# REQUIRED WORK
According to the text on the ITER project, where is the project located?

# QUOTED TEXT
ITER project

The International Thermonuclear Experimental Reactor (ITER) project, located in Cadarache, north of Aix-en-Provence in France, is designed to demonstrate the scientific and technical feasibility of fusion energy (the creation of energy by fusing two atoms). The main building will house the world’s largest Tokamak reactor, a cylinder 28 metres in diameter and 29 metres high, weighing no less than 23,000 tonnes. Along with two adjoining ancillary buildings, the complex as a whole will be a reinforced concrete structure measuring 120 metres long, 80 metres wide, and 80 metres high. Other structures include an assembly building, a two-storey building, and various industrial buildings. The project also calls for large-scale nuclear doors (measuring 4 metres by 4 metres and weighing 40 tonnes) that are resistant to radiation and excessive pressure.

# RAW RECORDS
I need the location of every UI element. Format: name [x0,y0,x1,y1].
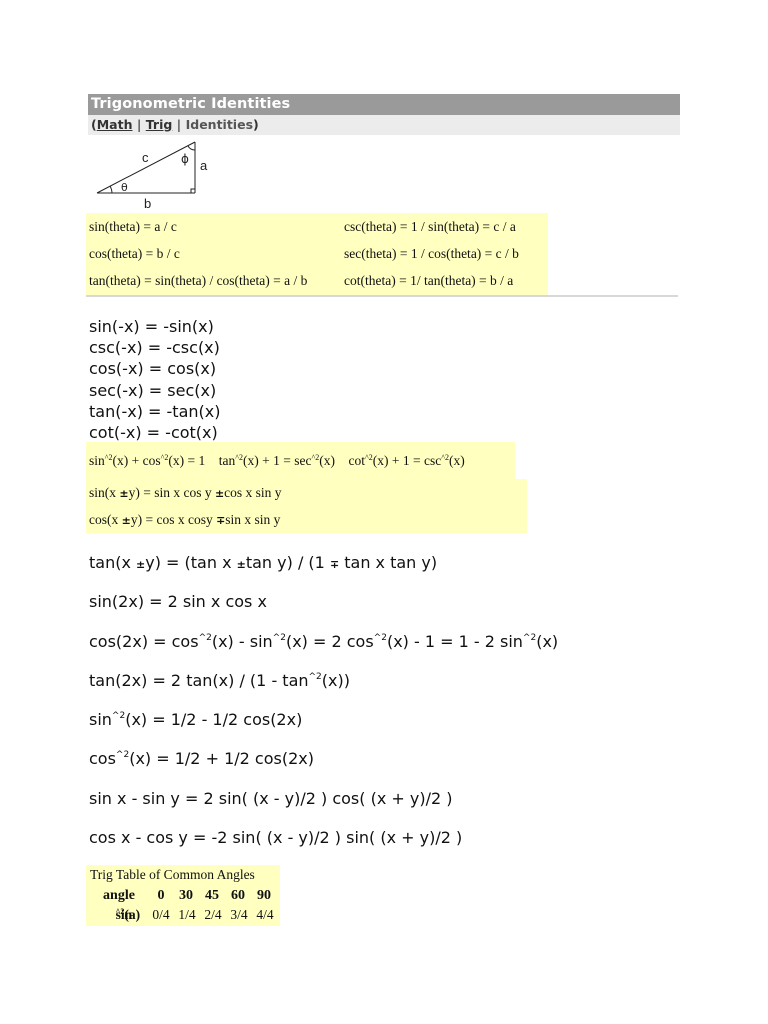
sum-difference-identities: sin(x ±y) = sin x cos y ±cos x sin y cos… [86,479,527,533]
breadcrumb-link-trig[interactable]: Trig [146,117,173,132]
divider [86,295,678,297]
sin-double-angle: sin(2x) = 2 sin x cos x [89,592,267,611]
definitions-row: tan(theta) = sin(theta) / cos(theta) = a… [86,267,548,294]
right-triangle-diagram: c a b θ ϕ [96,141,208,210]
sec-definition: sec(theta) = 1 / cos(theta) = c / b [344,246,519,261]
right-angle-marker [190,188,195,193]
header-angle: 90 [257,888,271,903]
tan-definition: tan(theta) = sin(theta) / cos(theta) = a… [89,273,308,288]
identity-line: cot(-x) = -cot(x) [89,423,218,443]
phi-arc [187,145,196,151]
definitions-row: sin(theta) = a / c csc(theta) = 1 / sin(… [86,213,548,240]
pythagorean-sin-cos: sin^2(x) + cos^2(x) = 1 [89,453,206,468]
sin-squared-identity: sin^2(x) = 1/2 - 1/2 cos(2x) [89,710,303,729]
tan-double-angle: tan(2x) = 2 tan(x) / (1 - tan^2(x)) [89,671,350,690]
pythagorean-tan-sec: tan^2(x) + 1 = sec^2(x) [218,453,336,468]
table-cell: 0/4 [152,907,170,922]
table-cell: 4/4 [256,907,274,922]
identity-line: csc(-x) = -csc(x) [89,338,220,358]
breadcrumb-separator: | [172,117,186,132]
label-theta: θ [121,181,128,194]
breadcrumb-close-paren: ) [253,117,259,132]
identity-line: sin(-x) = -sin(x) [89,317,214,336]
identity-line: tan(-x) = -tan(x) [89,401,221,421]
cos-definition: cos(theta) = b / c [89,246,180,261]
header-angle: 0 [157,888,165,903]
pythagorean-cot-csc: cot^2(x) + 1 = csc^2(x) [348,453,465,468]
cos-sum-identity: cos(x ±y) = cos x cosy ∓sin x sin y [89,512,281,527]
pythagorean-identities: sin^2(x) + cos^2(x) = 1 tan^2(x) + 1 = s… [86,442,515,479]
table-caption: Trig Table of Common Angles [90,867,255,882]
tan-sum-identity: tan(x ±y) = (tan x ±tan y) / (1 ∓ tan x … [89,553,438,572]
identity-line: sec(-x) = sec(x) [89,380,217,400]
cos-squared-identity: cos^2(x) = 1/2 + 1/2 cos(2x) [89,749,314,768]
identity-line: cos(-x) = cos(x) [89,359,217,379]
breadcrumb-current: Identities [185,117,254,132]
table-cell: 3/4 [230,907,248,922]
common-angles-table: Trig Table of Common Angles angle 0 30 4… [86,865,280,926]
definitions-table: sin(theta) = a / c csc(theta) = 1 / sin(… [86,213,548,295]
breadcrumb: (Math | Trig | Identities) [88,115,680,135]
header-angle: 30 [179,888,193,903]
header-angle: 60 [231,888,245,903]
label-a: a [200,158,208,173]
breadcrumb-separator: | [132,117,146,132]
cos-difference-product: cos x - cos y = -2 sin( (x - y)/2 ) sin(… [89,828,463,847]
table-row: sin ^2 (a) 0/4 1/4 2/4 3/4 4/4 [86,905,280,924]
table-header-row: angle 0 30 45 60 90 [86,886,280,905]
breadcrumb-link-math[interactable]: Math [97,117,133,132]
label-b: b [144,196,151,210]
theta-arc [109,185,113,194]
table-cell: 1/4 [178,907,196,922]
header-angle: 45 [205,888,219,903]
sin-sum-identity: sin(x ±y) = sin x cos y ±cos x sin y [89,485,282,500]
csc-definition: csc(theta) = 1 / sin(theta) = c / a [344,219,516,234]
cot-definition: cot(theta) = 1/ tan(theta) = b / a [344,273,514,288]
label-phi: ϕ [181,152,189,166]
negative-angle-identities: sin(-x) = -sin(x) csc(-x) = -csc(x) cos(… [89,316,220,443]
page-title: Trigonometric Identities [88,94,680,115]
cos-double-angle: cos(2x) = cos^2(x) - sin^2(x) = 2 cos^2(… [89,632,559,651]
header-angle-label: angle [103,888,135,903]
table-cell: 2/4 [204,907,222,922]
definitions-row: cos(theta) = b / c sec(theta) = 1 / cos(… [86,240,548,267]
sin-difference-product: sin x - sin y = 2 sin( (x - y)/2 ) cos( … [89,789,453,808]
label-c: c [142,150,149,165]
sin-definition: sin(theta) = a / c [89,219,177,234]
row-label: sin ^2 (a) [115,907,141,922]
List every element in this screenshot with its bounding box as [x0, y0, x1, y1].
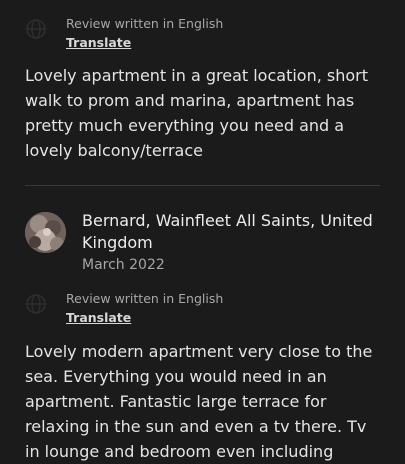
- language-note: Review written in English: [66, 16, 224, 31]
- review-divider: [25, 185, 380, 186]
- review-1-text: Lovely apartment in a great location, sh…: [25, 66, 369, 160]
- review-2-language-meta: Review written in English Translate: [25, 291, 385, 327]
- avatar[interactable]: [25, 212, 66, 253]
- review-1-language-meta: Review written in English Translate: [25, 16, 385, 52]
- review-2-text: Lovely modern apartment very close to th…: [25, 342, 373, 461]
- globe-icon: [25, 293, 47, 315]
- review-date: March 2022: [82, 257, 165, 273]
- reviewer-name: Bernard, Wainfleet All Saints, United Ki…: [82, 211, 373, 252]
- translate-link[interactable]: Translate: [66, 309, 131, 327]
- globe-icon: [25, 18, 47, 40]
- translate-link[interactable]: Translate: [66, 34, 131, 52]
- language-note: Review written in English: [66, 291, 224, 306]
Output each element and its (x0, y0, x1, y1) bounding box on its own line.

# REPLY TO THE EXERCISE
In Cadarache, north of Aix-en-Provence in France.